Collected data
----

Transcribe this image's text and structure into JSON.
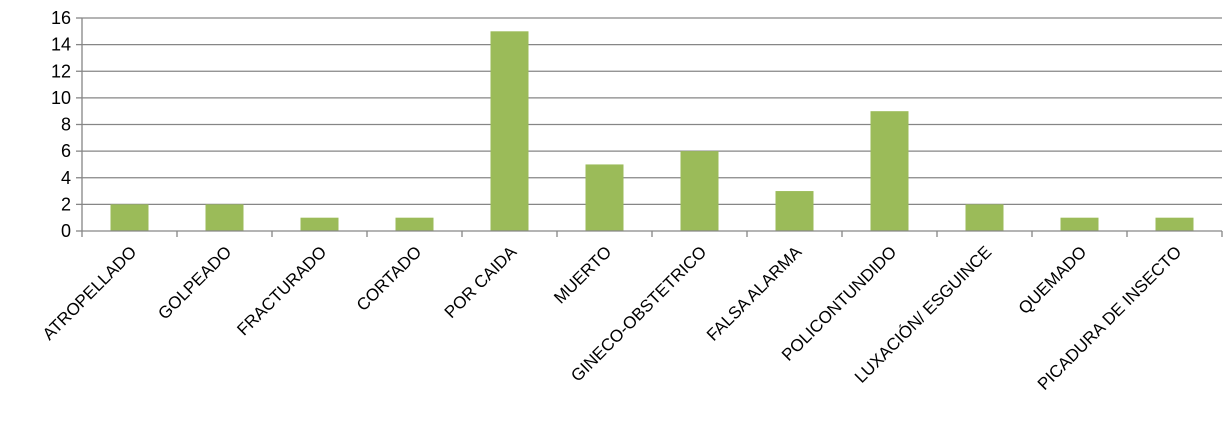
{
  "chart_data": {
    "type": "bar",
    "categories": [
      "ATROPELLADO",
      "GOLPEADO",
      "FRACTURADO",
      "CORTADO",
      "POR CAIDA",
      "MUERTO",
      "GINECO-OBSTETRICO",
      "FALSA ALARMA",
      "POLICONTUNDIDO",
      "LUXACIÓN/ ESGUINCE",
      "QUEMADO",
      "PICADURA DE INSECTO"
    ],
    "values": [
      2,
      2,
      1,
      1,
      15,
      5,
      6,
      3,
      9,
      2,
      1,
      1
    ],
    "title": "",
    "xlabel": "",
    "ylabel": "",
    "ylim": [
      0,
      16
    ],
    "yticks": [
      0,
      2,
      4,
      6,
      8,
      10,
      12,
      14,
      16
    ],
    "grid": true,
    "legend": "none",
    "bar_color": "#9BBB59",
    "grid_color": "#868686",
    "axis_color": "#868686"
  }
}
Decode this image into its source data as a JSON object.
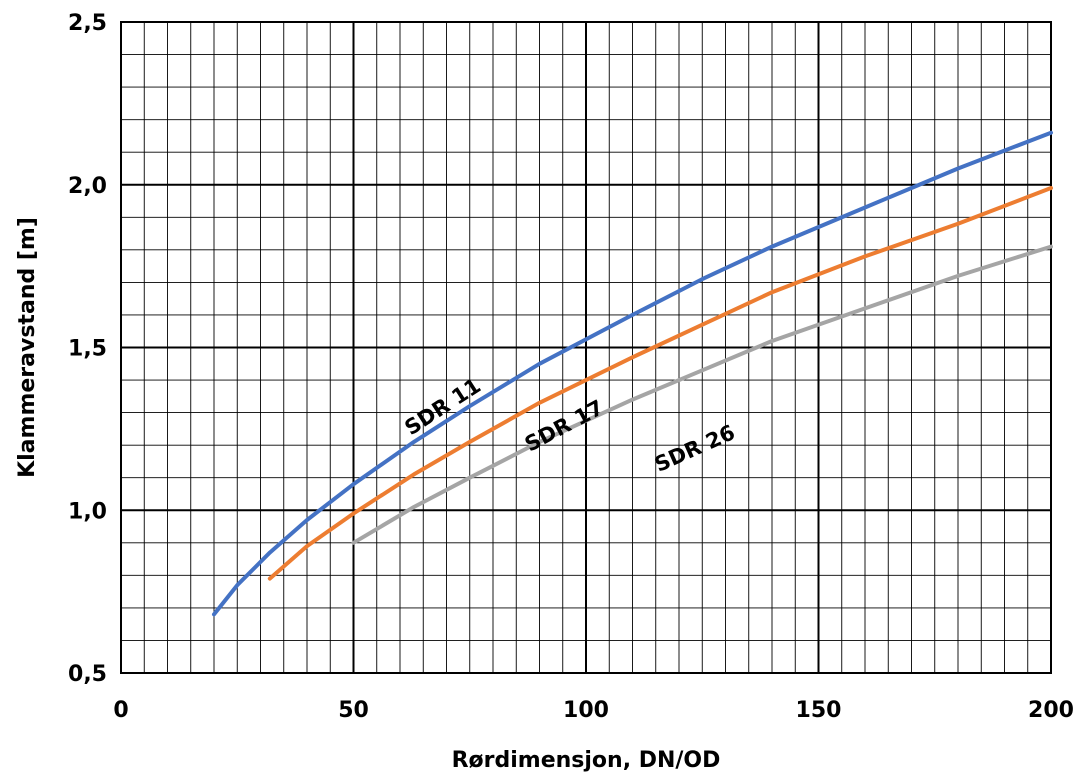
{
  "chart_data": {
    "type": "line",
    "title": "",
    "xlabel": "Rørdimensjon, DN/OD",
    "ylabel": "Klammeravstand [m]",
    "xlim": [
      0,
      200
    ],
    "ylim": [
      0.5,
      2.5
    ],
    "x_ticks": [
      0,
      50,
      100,
      150,
      200
    ],
    "x_tick_labels": [
      "0",
      "50",
      "100",
      "150",
      "200"
    ],
    "y_ticks": [
      0.5,
      1.0,
      1.5,
      2.0,
      2.5
    ],
    "y_tick_labels": [
      "0,5",
      "1,0",
      "1,5",
      "2,0",
      "2,5"
    ],
    "grid": true,
    "minor_grid": {
      "x_step": 5,
      "y_step": 0.1
    },
    "legend": "inline-labels",
    "series": [
      {
        "name": "SDR 11",
        "color": "#4472C4",
        "x": [
          20,
          25,
          32,
          40,
          50,
          63,
          75,
          90,
          110,
          125,
          140,
          160,
          180,
          200
        ],
        "y": [
          0.68,
          0.77,
          0.87,
          0.97,
          1.08,
          1.21,
          1.32,
          1.45,
          1.6,
          1.71,
          1.81,
          1.93,
          2.05,
          2.16
        ]
      },
      {
        "name": "SDR 17",
        "color": "#ED7D31",
        "x": [
          32,
          40,
          50,
          63,
          75,
          90,
          110,
          125,
          140,
          160,
          180,
          200
        ],
        "y": [
          0.79,
          0.89,
          0.99,
          1.11,
          1.21,
          1.33,
          1.47,
          1.57,
          1.67,
          1.78,
          1.88,
          1.99
        ]
      },
      {
        "name": "SDR 26",
        "color": "#A5A5A5",
        "x": [
          50,
          63,
          75,
          90,
          110,
          125,
          140,
          160,
          180,
          200
        ],
        "y": [
          0.9,
          1.01,
          1.1,
          1.21,
          1.34,
          1.43,
          1.52,
          1.62,
          1.72,
          1.81
        ]
      }
    ]
  }
}
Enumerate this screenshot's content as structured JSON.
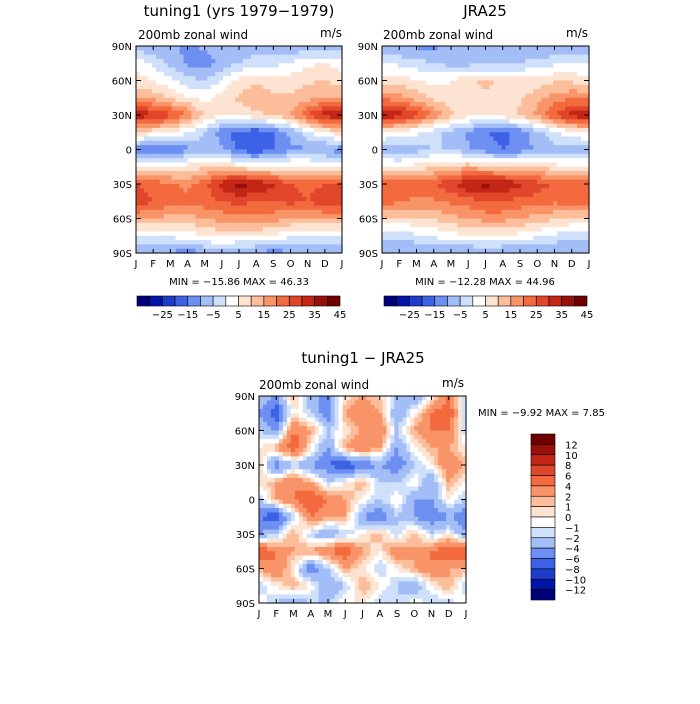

----

TO DO — Gather every line containing the word "this" and copy it.

COMPLETED TASK —
Transcribe this image's text and structure into JSON.
Decode this image into its source data as a JSON object.
Enumerate this screenshot's content as structured JSON.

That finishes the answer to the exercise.